§ GIVEN EXERCISE
Reproduce the part of the records below that opens with the line containing "What elements are" and closes with the line containing "data-label: 44.21% bbox=[927, 183, 959, 193]", including both of those lines, without changing anything.
begin DATA PROVIDED
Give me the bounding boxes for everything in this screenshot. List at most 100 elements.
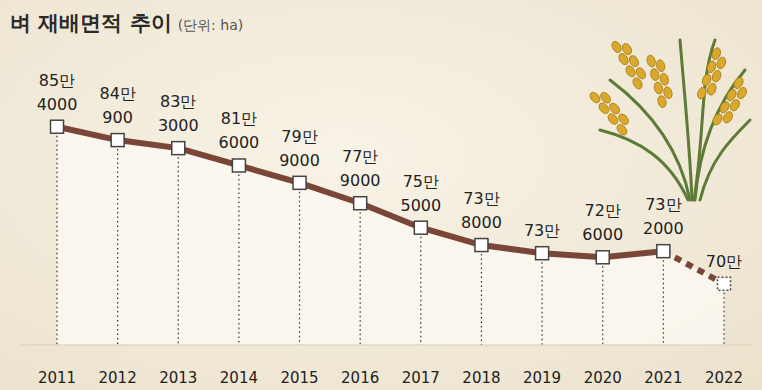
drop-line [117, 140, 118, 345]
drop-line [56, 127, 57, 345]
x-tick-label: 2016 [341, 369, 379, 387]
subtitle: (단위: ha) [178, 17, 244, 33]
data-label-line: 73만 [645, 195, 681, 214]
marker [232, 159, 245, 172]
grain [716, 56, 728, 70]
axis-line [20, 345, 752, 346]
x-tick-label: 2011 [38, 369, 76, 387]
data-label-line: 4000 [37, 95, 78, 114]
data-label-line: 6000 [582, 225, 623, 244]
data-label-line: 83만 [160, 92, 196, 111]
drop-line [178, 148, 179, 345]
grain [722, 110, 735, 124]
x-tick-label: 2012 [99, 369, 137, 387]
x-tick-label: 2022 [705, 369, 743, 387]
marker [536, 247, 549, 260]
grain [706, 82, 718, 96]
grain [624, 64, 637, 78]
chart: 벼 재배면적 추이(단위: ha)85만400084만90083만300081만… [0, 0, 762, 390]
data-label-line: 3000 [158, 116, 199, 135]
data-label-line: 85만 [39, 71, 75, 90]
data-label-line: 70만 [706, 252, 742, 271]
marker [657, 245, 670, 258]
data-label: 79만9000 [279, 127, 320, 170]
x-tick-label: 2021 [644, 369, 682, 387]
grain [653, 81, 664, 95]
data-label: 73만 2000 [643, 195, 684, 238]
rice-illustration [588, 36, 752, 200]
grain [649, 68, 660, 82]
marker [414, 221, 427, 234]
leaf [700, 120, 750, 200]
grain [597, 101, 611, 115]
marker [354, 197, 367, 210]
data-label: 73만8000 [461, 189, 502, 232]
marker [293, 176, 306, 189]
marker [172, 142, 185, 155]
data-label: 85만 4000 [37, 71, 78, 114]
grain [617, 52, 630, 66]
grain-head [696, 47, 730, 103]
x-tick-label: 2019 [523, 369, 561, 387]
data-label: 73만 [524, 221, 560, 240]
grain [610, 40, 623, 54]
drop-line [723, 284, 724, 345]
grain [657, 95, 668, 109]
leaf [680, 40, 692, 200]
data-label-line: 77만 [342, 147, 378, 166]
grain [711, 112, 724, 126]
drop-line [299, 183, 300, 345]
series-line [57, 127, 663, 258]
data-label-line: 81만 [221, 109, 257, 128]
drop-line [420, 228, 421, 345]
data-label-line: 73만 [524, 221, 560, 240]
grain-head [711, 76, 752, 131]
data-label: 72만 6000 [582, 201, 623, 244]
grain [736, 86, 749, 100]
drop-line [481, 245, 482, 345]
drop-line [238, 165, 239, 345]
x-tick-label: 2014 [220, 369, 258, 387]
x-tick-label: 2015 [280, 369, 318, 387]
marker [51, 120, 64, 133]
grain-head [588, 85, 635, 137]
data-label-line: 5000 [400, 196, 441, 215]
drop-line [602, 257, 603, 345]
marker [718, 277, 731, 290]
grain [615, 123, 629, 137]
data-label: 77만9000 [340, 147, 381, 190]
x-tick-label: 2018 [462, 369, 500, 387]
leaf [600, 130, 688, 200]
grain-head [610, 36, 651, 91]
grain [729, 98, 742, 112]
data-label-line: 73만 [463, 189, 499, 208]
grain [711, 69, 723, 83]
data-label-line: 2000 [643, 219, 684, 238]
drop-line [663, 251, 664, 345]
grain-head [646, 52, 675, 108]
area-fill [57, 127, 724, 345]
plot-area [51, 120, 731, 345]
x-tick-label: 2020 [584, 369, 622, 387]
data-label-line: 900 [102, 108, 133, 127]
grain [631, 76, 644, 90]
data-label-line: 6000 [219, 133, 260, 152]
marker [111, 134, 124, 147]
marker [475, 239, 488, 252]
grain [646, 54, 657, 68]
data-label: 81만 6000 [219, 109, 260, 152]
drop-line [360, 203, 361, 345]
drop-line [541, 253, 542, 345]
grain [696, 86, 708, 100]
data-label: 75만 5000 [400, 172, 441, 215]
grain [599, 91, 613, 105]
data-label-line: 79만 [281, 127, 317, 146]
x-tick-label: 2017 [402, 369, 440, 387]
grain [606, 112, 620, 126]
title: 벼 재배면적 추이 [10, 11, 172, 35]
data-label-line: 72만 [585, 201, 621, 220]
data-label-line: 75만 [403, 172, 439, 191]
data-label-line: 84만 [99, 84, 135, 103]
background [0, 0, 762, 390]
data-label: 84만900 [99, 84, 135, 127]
end DATA PROVIDED
begin DATA PROVIDED
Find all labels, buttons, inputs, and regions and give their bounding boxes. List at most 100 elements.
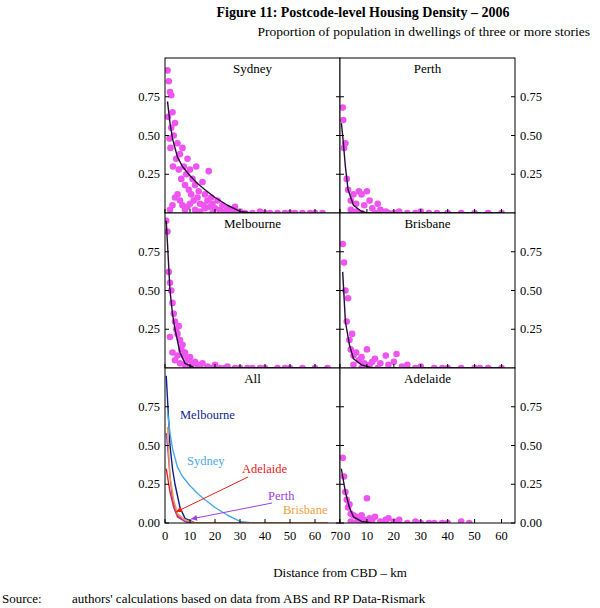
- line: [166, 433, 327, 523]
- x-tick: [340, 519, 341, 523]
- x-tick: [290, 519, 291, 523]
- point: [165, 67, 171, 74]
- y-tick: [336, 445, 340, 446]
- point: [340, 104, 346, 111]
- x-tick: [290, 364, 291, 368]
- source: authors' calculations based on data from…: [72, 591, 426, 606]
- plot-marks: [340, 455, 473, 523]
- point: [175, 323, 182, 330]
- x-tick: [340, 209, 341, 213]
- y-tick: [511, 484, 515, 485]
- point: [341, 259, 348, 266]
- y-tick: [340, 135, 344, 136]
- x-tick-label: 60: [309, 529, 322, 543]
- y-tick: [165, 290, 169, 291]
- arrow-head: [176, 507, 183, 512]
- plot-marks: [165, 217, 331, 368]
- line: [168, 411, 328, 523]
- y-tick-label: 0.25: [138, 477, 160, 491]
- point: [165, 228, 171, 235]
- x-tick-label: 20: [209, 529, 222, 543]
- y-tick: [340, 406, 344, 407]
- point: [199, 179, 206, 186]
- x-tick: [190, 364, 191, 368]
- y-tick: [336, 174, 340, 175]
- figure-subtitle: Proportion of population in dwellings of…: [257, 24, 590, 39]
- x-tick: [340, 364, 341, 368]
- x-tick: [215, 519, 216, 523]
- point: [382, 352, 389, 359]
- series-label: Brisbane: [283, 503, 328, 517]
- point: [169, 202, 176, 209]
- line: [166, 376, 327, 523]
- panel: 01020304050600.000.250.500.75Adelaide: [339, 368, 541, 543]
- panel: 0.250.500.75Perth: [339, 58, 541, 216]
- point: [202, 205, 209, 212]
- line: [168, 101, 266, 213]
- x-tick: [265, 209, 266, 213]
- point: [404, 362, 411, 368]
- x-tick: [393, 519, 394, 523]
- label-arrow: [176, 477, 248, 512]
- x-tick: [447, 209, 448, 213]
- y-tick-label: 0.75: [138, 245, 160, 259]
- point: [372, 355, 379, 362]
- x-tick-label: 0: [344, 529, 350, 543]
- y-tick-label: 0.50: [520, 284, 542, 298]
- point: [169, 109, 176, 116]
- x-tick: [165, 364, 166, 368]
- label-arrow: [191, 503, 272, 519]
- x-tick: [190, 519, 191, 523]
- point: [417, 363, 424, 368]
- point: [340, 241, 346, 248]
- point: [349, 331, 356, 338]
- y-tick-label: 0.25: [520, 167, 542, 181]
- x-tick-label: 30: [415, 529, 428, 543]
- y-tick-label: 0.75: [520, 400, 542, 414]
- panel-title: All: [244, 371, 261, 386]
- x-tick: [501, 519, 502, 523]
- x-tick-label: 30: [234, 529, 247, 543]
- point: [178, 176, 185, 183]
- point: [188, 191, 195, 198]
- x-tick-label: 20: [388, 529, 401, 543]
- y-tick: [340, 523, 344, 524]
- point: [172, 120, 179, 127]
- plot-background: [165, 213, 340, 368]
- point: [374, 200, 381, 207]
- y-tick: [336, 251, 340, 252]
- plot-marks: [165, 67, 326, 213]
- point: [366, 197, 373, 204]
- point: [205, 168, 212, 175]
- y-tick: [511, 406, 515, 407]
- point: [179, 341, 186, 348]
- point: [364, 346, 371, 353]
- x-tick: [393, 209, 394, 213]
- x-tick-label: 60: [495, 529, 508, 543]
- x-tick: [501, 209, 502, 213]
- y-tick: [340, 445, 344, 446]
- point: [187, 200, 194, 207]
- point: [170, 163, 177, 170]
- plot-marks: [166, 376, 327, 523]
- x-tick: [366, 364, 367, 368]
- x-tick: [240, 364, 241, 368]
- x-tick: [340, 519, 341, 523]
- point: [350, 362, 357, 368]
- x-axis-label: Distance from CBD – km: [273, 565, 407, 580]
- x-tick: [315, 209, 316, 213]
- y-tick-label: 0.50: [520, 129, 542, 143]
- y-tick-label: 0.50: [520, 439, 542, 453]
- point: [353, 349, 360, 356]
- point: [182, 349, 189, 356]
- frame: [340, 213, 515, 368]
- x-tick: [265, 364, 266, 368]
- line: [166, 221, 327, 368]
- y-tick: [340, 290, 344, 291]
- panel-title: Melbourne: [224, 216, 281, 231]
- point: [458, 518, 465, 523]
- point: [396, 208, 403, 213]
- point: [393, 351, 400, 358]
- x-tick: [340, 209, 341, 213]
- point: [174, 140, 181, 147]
end DATA PROVIDED
begin DATA PROVIDED
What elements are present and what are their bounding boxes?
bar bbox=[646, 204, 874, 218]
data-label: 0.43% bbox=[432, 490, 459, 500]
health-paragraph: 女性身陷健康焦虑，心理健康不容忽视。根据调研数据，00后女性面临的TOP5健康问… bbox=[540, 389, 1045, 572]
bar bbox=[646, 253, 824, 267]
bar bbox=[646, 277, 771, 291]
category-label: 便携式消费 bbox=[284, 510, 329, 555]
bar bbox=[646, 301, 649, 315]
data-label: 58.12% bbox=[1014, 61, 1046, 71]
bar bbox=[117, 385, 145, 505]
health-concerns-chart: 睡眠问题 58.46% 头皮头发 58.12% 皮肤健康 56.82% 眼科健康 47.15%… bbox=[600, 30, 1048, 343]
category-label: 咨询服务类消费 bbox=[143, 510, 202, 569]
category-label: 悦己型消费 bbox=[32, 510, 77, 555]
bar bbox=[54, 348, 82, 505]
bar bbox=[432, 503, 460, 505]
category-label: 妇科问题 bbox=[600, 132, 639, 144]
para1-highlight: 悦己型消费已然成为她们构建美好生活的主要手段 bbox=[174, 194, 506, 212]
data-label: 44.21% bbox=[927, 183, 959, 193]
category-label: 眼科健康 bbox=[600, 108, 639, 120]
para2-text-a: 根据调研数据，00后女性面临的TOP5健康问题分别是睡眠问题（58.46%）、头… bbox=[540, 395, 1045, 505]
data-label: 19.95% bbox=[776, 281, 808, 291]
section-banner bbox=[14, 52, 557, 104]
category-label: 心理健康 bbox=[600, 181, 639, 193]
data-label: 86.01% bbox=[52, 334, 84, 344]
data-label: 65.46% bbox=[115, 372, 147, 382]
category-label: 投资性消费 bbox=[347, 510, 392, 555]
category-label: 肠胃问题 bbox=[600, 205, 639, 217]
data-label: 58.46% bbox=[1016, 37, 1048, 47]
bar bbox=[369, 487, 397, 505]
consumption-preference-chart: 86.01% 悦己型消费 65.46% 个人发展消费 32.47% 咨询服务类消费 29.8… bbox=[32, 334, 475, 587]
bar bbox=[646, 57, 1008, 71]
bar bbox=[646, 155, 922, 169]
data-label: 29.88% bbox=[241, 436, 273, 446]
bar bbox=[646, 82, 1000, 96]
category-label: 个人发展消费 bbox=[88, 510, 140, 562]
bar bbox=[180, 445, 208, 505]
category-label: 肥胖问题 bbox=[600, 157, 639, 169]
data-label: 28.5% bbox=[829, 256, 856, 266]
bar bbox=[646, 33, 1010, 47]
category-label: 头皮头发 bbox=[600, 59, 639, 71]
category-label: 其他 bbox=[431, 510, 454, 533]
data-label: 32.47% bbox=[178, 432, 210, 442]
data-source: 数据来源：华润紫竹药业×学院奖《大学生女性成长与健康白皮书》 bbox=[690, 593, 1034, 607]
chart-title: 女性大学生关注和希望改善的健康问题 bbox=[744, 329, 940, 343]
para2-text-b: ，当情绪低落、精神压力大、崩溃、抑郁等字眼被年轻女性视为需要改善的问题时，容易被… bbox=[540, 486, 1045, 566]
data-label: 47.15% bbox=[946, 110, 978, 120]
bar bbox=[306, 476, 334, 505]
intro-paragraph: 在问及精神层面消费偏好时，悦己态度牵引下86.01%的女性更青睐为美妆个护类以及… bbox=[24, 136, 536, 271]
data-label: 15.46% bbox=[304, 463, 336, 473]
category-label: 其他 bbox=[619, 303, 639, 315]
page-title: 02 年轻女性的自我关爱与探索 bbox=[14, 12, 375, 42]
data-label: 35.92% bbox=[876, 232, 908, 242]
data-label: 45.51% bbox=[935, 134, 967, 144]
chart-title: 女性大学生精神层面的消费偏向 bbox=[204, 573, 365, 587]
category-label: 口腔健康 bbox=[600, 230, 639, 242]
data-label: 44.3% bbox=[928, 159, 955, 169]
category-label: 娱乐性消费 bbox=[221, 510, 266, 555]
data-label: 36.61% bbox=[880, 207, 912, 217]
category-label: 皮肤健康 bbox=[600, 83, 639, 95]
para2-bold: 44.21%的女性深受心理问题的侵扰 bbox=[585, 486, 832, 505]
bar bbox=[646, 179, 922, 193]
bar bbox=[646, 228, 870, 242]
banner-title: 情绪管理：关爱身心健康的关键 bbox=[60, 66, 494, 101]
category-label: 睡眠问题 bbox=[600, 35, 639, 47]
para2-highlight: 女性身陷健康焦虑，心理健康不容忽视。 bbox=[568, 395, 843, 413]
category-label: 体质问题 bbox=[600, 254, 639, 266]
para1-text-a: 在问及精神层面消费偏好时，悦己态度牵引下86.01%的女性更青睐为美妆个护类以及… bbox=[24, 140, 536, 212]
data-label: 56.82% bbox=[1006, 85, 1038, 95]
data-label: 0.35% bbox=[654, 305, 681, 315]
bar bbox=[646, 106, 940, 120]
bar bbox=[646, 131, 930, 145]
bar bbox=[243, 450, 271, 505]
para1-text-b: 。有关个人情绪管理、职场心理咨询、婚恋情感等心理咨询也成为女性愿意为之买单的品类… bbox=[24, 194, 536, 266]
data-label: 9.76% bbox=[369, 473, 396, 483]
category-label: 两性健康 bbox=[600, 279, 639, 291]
end DATA PROVIDED
§ REPLY TO THE EXERCISE
What elements are present and what are their bounding boxes?
bar bbox=[646, 204, 874, 218]
data-label: 0.43% bbox=[432, 490, 459, 500]
health-paragraph: 女性身陷健康焦虑，心理健康不容忽视。根据调研数据，00后女性面临的TOP5健康问… bbox=[540, 389, 1045, 572]
bar bbox=[646, 253, 824, 267]
bar bbox=[646, 277, 771, 291]
category-label: 便携式消费 bbox=[284, 510, 329, 555]
bar bbox=[646, 301, 649, 315]
data-label: 58.12% bbox=[1014, 61, 1046, 71]
bar bbox=[117, 385, 145, 505]
health-concerns-chart: 睡眠问题 58.46% 头皮头发 58.12% 皮肤健康 56.82% 眼科健康 47.15%… bbox=[600, 30, 1048, 343]
category-label: 咨询服务类消费 bbox=[143, 510, 202, 569]
category-label: 悦己型消费 bbox=[32, 510, 77, 555]
bar bbox=[54, 348, 82, 505]
bar bbox=[432, 503, 460, 505]
category-label: 妇科问题 bbox=[600, 132, 639, 144]
para1-highlight: 悦己型消费已然成为她们构建美好生活的主要手段 bbox=[174, 194, 506, 212]
data-label: 44.21% bbox=[927, 183, 959, 193]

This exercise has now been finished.